"""
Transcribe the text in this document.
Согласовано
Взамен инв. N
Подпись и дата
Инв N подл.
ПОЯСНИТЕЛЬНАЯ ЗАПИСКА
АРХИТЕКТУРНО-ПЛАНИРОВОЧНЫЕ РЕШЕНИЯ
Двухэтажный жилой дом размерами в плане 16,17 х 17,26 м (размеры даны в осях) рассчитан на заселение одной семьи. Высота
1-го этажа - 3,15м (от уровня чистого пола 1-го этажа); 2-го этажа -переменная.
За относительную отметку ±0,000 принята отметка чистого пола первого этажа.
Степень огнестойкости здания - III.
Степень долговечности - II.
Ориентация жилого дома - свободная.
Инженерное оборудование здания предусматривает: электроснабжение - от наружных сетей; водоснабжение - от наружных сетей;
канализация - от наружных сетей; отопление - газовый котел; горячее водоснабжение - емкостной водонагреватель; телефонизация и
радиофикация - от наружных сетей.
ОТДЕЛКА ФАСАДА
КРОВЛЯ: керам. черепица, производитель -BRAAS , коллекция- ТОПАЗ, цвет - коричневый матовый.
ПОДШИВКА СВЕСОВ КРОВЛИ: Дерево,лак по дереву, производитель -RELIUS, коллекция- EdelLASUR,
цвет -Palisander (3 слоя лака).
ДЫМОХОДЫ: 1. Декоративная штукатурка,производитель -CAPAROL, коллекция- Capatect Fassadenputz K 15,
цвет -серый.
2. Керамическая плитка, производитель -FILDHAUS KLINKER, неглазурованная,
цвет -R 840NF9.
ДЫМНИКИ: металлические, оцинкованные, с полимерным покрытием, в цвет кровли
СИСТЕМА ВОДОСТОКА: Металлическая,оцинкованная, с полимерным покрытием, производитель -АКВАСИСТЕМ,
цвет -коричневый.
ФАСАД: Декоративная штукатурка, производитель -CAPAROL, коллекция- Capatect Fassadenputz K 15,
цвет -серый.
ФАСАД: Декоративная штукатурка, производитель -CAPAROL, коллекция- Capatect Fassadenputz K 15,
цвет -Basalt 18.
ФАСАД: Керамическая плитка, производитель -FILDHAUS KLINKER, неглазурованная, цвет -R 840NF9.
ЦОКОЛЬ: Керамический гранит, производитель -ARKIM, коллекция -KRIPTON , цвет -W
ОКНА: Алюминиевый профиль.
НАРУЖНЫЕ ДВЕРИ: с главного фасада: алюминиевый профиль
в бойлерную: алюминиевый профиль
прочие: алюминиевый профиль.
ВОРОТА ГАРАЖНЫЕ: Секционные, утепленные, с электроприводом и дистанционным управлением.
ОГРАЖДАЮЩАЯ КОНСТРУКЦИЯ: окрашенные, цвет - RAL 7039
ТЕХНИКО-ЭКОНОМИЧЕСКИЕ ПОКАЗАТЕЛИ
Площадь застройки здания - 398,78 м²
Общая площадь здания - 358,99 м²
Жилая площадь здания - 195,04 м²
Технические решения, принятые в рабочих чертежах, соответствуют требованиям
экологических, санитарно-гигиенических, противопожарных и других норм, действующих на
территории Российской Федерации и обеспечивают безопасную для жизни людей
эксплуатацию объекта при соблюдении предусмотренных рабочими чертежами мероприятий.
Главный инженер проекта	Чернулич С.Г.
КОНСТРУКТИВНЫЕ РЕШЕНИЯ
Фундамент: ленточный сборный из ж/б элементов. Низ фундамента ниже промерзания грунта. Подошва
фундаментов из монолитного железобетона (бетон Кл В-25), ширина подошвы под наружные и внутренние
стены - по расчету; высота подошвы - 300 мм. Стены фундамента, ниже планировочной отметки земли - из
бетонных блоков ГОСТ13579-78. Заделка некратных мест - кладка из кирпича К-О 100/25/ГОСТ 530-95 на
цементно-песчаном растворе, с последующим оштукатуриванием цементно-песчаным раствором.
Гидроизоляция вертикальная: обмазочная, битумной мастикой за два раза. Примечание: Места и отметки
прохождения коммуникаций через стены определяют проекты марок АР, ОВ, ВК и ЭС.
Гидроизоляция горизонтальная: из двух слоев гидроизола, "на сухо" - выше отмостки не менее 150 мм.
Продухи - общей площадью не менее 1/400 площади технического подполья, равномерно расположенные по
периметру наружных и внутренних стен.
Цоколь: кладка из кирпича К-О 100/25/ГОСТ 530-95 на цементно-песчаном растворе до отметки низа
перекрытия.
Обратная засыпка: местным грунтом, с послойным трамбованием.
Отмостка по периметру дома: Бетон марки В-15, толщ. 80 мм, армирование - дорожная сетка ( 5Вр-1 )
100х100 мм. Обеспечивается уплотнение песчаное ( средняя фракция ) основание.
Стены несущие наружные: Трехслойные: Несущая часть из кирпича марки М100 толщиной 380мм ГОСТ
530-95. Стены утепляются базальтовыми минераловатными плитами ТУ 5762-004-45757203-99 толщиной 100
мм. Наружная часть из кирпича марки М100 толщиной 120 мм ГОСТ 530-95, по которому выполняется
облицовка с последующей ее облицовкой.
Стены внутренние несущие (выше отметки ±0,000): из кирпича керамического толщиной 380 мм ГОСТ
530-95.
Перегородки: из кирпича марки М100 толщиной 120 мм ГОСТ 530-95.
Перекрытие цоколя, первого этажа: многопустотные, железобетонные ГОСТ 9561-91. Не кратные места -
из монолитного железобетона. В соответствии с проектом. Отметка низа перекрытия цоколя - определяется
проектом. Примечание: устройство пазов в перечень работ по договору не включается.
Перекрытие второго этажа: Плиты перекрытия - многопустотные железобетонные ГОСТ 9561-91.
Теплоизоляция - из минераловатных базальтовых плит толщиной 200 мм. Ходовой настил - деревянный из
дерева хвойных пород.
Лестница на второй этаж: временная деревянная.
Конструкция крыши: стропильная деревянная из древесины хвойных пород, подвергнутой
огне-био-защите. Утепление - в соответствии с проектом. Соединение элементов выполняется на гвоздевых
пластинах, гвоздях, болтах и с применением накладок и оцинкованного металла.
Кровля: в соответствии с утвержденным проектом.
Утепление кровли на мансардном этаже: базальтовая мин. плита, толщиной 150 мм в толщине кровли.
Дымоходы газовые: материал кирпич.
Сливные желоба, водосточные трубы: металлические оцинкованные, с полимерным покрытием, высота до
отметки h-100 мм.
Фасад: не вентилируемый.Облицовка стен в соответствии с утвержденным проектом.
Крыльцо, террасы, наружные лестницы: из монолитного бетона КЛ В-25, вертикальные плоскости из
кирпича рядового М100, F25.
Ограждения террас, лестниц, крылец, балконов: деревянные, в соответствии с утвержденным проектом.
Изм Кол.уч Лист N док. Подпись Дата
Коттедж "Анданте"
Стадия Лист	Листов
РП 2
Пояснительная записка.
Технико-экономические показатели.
"""
### Task prompt:
Repeat the listing in full, keeping every line exactly as it is.

### Exercise result:
Transcribe the text in this document.
Согласовано
Взамен инв. N
Подпись и дата
Инв N подл.
ПОЯСНИТЕЛЬНАЯ ЗАПИСКА
АРХИТЕКТУРНО-ПЛАНИРОВОЧНЫЕ РЕШЕНИЯ
Двухэтажный жилой дом размерами в плане 16,17 х 17,26 м (размеры даны в осях) рассчитан на заселение одной семьи. Высота
1-го этажа - 3,15м (от уровня чистого пола 1-го этажа); 2-го этажа -переменная.
За относительную отметку ±0,000 принята отметка чистого пола первого этажа.
Степень огнестойкости здания - III.
Степень долговечности - II.
Ориентация жилого дома - свободная.
Инженерное оборудование здания предусматривает: электроснабжение - от наружных сетей; водоснабжение - от наружных сетей;
канализация - от наружных сетей; отопление - газовый котел; горячее водоснабжение - емкостной водонагреватель; телефонизация и
радиофикация - от наружных сетей.
ОТДЕЛКА ФАСАДА
КРОВЛЯ: керам. черепица, производитель -BRAAS , коллекция- ТОПАЗ, цвет - коричневый матовый.
ПОДШИВКА СВЕСОВ КРОВЛИ: Дерево,лак по дереву, производитель -RELIUS, коллекция- EdelLASUR,
цвет -Palisander (3 слоя лака).
ДЫМОХОДЫ: 1. Декоративная штукатурка,производитель -CAPAROL, коллекция- Capatect Fassadenputz K 15,
цвет -серый.
2. Керамическая плитка, производитель -FILDHAUS KLINKER, неглазурованная,
цвет -R 840NF9.
ДЫМНИКИ: металлические, оцинкованные, с полимерным покрытием, в цвет кровли
СИСТЕМА ВОДОСТОКА: Металлическая,оцинкованная, с полимерным покрытием, производитель -АКВАСИСТЕМ,
цвет -коричневый.
ФАСАД: Декоративная штукатурка, производитель -CAPAROL, коллекция- Capatect Fassadenputz K 15,
цвет -серый.
ФАСАД: Декоративная штукатурка, производитель -CAPAROL, коллекция- Capatect Fassadenputz K 15,
цвет -Basalt 18.
ФАСАД: Керамическая плитка, производитель -FILDHAUS KLINKER, неглазурованная, цвет -R 840NF9.
ЦОКОЛЬ: Керамический гранит, производитель -ARKIM, коллекция -KRIPTON , цвет -W
ОКНА: Алюминиевый профиль.
НАРУЖНЫЕ ДВЕРИ: с главного фасада: алюминиевый профиль
в бойлерную: алюминиевый профиль
прочие: алюминиевый профиль.
ВОРОТА ГАРАЖНЫЕ: Секционные, утепленные, с электроприводом и дистанционным управлением.
ОГРАЖДАЮЩАЯ КОНСТРУКЦИЯ: окрашенные, цвет - RAL 7039
ТЕХНИКО-ЭКОНОМИЧЕСКИЕ ПОКАЗАТЕЛИ
Площадь застройки здания - 398,78 м²
Общая площадь здания - 358,99 м²
Жилая площадь здания - 195,04 м²
Технические решения, принятые в рабочих чертежах, соответствуют требованиям
экологических, санитарно-гигиенических, противопожарных и других норм, действующих на
территории Российской Федерации и обеспечивают безопасную для жизни людей
эксплуатацию объекта при соблюдении предусмотренных рабочими чертежами мероприятий.
Главный инженер проекта	Чернулич С.Г.
КОНСТРУКТИВНЫЕ РЕШЕНИЯ
Фундамент: ленточный сборный из ж/б элементов. Низ фундамента ниже промерзания грунта. Подошва
фундаментов из монолитного железобетона (бетон Кл В-25), ширина подошвы под наружные и внутренние
стены - по расчету; высота подошвы - 300 мм. Стены фундамента, ниже планировочной отметки земли - из
бетонных блоков ГОСТ13579-78. Заделка некратных мест - кладка из кирпича К-О 100/25/ГОСТ 530-95 на
цементно-песчаном растворе, с последующим оштукатуриванием цементно-песчаным раствором.
Гидроизоляция вертикальная: обмазочная, битумной мастикой за два раза. Примечание: Места и отметки
прохождения коммуникаций через стены определяют проекты марок АР, ОВ, ВК и ЭС.
Гидроизоляция горизонтальная: из двух слоев гидроизола, "на сухо" - выше отмостки не менее 150 мм.
Продухи - общей площадью не менее 1/400 площади технического подполья, равномерно расположенные по
периметру наружных и внутренних стен.
Цоколь: кладка из кирпича К-О 100/25/ГОСТ 530-95 на цементно-песчаном растворе до отметки низа
перекрытия.
Обратная засыпка: местным грунтом, с послойным трамбованием.
Отмостка по периметру дома: Бетон марки В-15, толщ. 80 мм, армирование - дорожная сетка ( 5Вр-1 )
100х100 мм. Обеспечивается уплотнение песчаное ( средняя фракция ) основание.
Стены несущие наружные: Трехслойные: Несущая часть из кирпича марки М100 толщиной 380мм ГОСТ
530-95. Стены утепляются базальтовыми минераловатными плитами ТУ 5762-004-45757203-99 толщиной 100
мм. Наружная часть из кирпича марки М100 толщиной 120 мм ГОСТ 530-95, по которому выполняется
облицовка с последующей ее облицовкой.
Стены внутренние несущие (выше отметки ±0,000): из кирпича керамического толщиной 380 мм ГОСТ
530-95.
Перегородки: из кирпича марки М100 толщиной 120 мм ГОСТ 530-95.
Перекрытие цоколя, первого этажа: многопустотные, железобетонные ГОСТ 9561-91. Не кратные места -
из монолитного железобетона. В соответствии с проектом. Отметка низа перекрытия цоколя - определяется
проектом. Примечание: устройство пазов в перечень работ по договору не включается.
Перекрытие второго этажа: Плиты перекрытия - многопустотные железобетонные ГОСТ 9561-91.
Теплоизоляция - из минераловатных базальтовых плит толщиной 200 мм. Ходовой настил - деревянный из
дерева хвойных пород.
Лестница на второй этаж: временная деревянная.
Конструкция крыши: стропильная деревянная из древесины хвойных пород, подвергнутой
огне-био-защите. Утепление - в соответствии с проектом. Соединение элементов выполняется на гвоздевых
пластинах, гвоздях, болтах и с применением накладок и оцинкованного металла.
Кровля: в соответствии с утвержденным проектом.
Утепление кровли на мансардном этаже: базальтовая мин. плита, толщиной 150 мм в толщине кровли.
Дымоходы газовые: материал кирпич.
Сливные желоба, водосточные трубы: металлические оцинкованные, с полимерным покрытием, высота до
отметки h-100 мм.
Фасад: не вентилируемый.Облицовка стен в соответствии с утвержденным проектом.
Крыльцо, террасы, наружные лестницы: из монолитного бетона КЛ В-25, вертикальные плоскости из
кирпича рядового М100, F25.
Ограждения террас, лестниц, крылец, балконов: деревянные, в соответствии с утвержденным проектом.
Изм Кол.уч Лист N док. Подпись Дата
Коттедж "Анданте"
Стадия Лист	Листов
РП 2
Пояснительная записка.
Технико-экономические показатели.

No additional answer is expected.